- **DESCRIPTION OF THE TASK**
Update the records from the one containing "surface-edge — [463, 286, 477, 336]" down to the end of the records, replacing "surface-edge" with "outer-edge" and leaving everything else unchanged.

- **SUPPLIED MATERIAL**
■ ■ ■ ■ ■

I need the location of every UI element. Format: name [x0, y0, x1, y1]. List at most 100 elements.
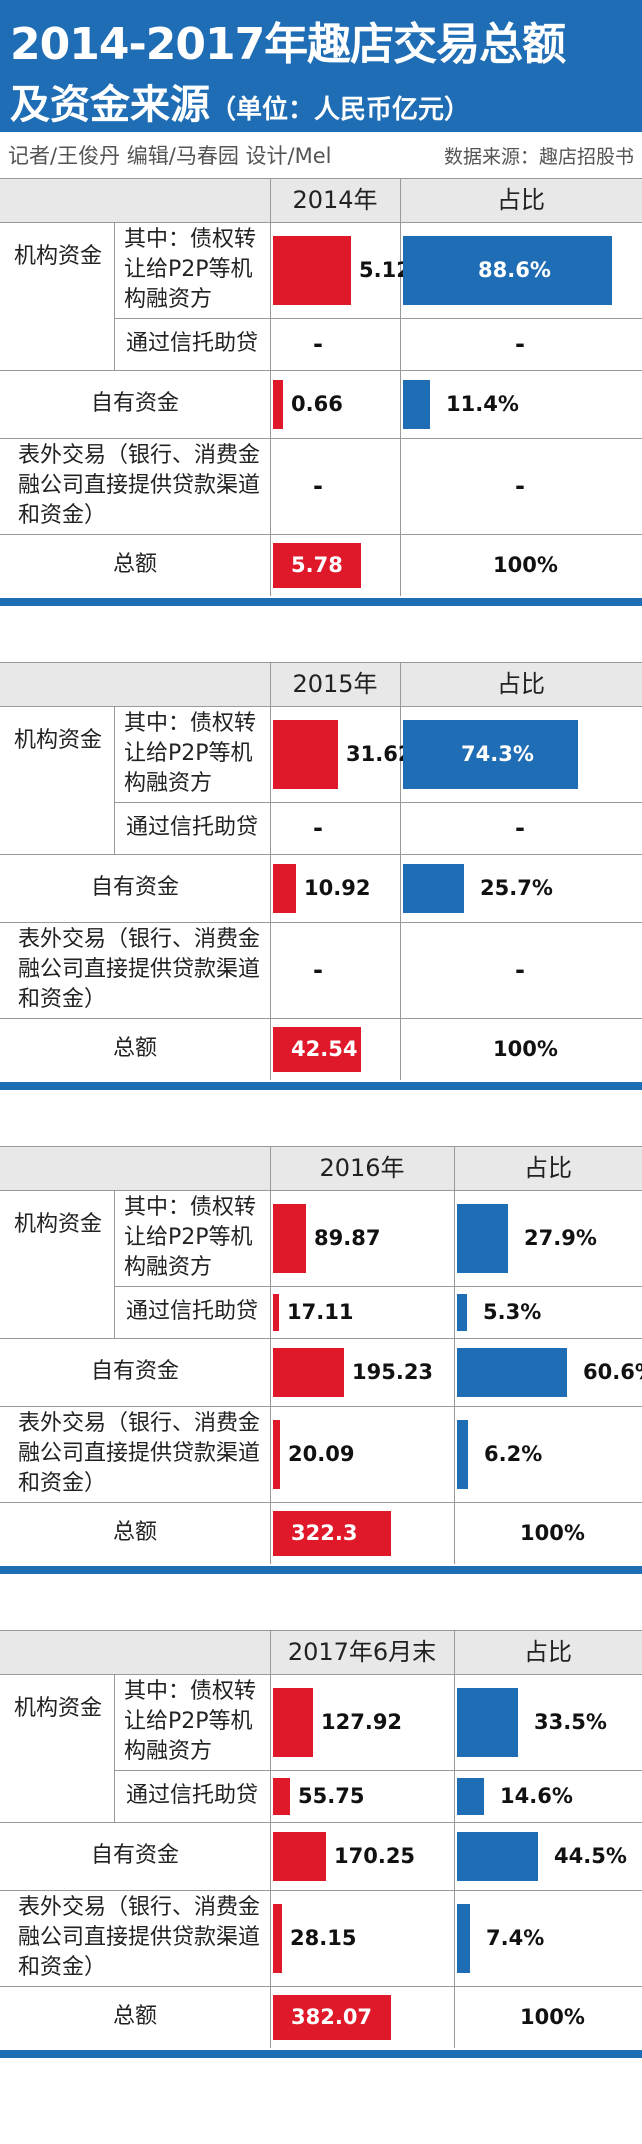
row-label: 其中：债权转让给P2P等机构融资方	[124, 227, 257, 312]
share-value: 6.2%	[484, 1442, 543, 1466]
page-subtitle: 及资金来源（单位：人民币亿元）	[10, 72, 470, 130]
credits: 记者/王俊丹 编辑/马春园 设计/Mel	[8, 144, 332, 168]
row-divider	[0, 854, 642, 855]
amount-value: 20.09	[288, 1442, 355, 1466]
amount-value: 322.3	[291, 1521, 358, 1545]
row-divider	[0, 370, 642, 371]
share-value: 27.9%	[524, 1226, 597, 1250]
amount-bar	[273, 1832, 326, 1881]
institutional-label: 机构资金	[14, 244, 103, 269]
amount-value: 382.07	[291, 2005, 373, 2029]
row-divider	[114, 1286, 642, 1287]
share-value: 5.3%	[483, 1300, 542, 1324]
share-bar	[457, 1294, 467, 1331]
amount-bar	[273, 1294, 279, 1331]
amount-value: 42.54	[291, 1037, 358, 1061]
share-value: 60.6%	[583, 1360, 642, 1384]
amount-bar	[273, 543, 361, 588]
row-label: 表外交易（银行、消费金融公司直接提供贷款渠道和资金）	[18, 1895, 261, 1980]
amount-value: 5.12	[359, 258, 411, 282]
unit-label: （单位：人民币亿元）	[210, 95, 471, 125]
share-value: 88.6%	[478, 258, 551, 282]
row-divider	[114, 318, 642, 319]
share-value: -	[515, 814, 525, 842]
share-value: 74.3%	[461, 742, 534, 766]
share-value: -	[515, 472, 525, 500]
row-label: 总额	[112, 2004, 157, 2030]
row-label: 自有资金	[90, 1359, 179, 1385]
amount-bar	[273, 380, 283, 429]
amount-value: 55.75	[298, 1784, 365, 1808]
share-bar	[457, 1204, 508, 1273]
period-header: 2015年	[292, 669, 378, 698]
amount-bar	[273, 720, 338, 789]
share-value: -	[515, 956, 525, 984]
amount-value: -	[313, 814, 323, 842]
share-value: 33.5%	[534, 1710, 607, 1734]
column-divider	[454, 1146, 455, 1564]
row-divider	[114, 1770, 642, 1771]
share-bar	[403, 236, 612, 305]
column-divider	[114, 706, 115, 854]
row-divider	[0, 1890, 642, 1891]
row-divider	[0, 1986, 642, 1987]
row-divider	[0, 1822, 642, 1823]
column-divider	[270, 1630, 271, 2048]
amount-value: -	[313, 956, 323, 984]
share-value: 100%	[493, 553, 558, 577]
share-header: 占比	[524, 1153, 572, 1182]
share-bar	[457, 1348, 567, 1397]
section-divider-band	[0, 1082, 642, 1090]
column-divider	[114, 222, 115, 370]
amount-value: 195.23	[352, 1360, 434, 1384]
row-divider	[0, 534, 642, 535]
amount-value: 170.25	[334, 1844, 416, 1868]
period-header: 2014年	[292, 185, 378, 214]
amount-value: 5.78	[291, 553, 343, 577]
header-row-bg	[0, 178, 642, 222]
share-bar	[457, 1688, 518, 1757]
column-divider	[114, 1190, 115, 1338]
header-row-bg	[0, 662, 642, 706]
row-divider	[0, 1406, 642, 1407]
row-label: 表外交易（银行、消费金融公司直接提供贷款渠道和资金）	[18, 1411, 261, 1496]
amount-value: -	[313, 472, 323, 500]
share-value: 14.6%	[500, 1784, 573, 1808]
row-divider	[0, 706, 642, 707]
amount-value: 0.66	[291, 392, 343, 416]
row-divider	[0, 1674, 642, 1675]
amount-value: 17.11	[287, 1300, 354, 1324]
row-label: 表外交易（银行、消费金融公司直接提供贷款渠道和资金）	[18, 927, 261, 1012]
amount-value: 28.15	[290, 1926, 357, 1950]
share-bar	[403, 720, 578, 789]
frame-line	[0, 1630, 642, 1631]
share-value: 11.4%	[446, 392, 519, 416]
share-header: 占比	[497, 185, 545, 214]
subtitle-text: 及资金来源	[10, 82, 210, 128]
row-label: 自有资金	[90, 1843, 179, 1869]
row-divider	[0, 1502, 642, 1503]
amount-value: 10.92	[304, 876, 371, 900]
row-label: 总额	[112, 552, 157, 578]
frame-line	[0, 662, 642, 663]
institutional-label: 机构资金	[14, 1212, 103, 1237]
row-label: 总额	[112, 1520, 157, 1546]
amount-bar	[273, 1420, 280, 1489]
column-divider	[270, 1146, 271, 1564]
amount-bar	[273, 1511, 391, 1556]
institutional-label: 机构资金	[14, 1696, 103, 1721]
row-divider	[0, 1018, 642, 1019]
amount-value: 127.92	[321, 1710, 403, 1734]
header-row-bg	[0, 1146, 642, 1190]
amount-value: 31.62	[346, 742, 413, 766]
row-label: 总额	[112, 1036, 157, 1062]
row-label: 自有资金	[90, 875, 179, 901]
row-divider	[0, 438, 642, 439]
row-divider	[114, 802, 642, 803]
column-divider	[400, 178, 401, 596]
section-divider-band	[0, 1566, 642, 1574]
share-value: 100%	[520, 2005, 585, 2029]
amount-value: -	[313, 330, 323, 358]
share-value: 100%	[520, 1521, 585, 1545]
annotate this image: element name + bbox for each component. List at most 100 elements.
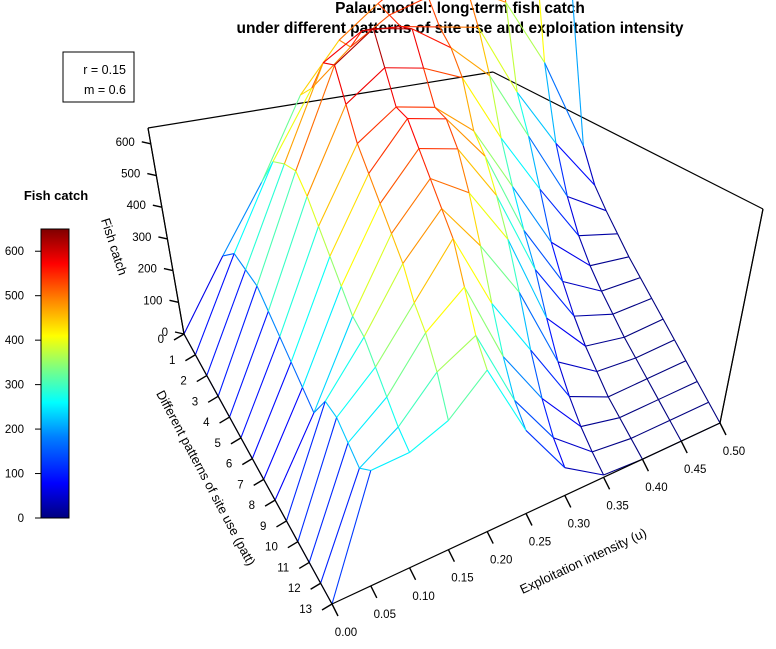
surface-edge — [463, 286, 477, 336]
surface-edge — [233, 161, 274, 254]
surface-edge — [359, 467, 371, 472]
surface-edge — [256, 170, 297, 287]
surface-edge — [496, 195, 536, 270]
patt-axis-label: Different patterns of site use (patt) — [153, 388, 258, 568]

■ ■ ■ ■ ■

- **PROBLEM SOLUTION**
outer-edge — [463, 286, 477, 336]
outer-edge — [233, 161, 274, 254]
outer-edge — [359, 467, 371, 472]
outer-edge — [256, 170, 297, 287]
outer-edge — [496, 195, 536, 270]
patt-axis-label: Different patterns of site use (patt) — [153, 388, 258, 568]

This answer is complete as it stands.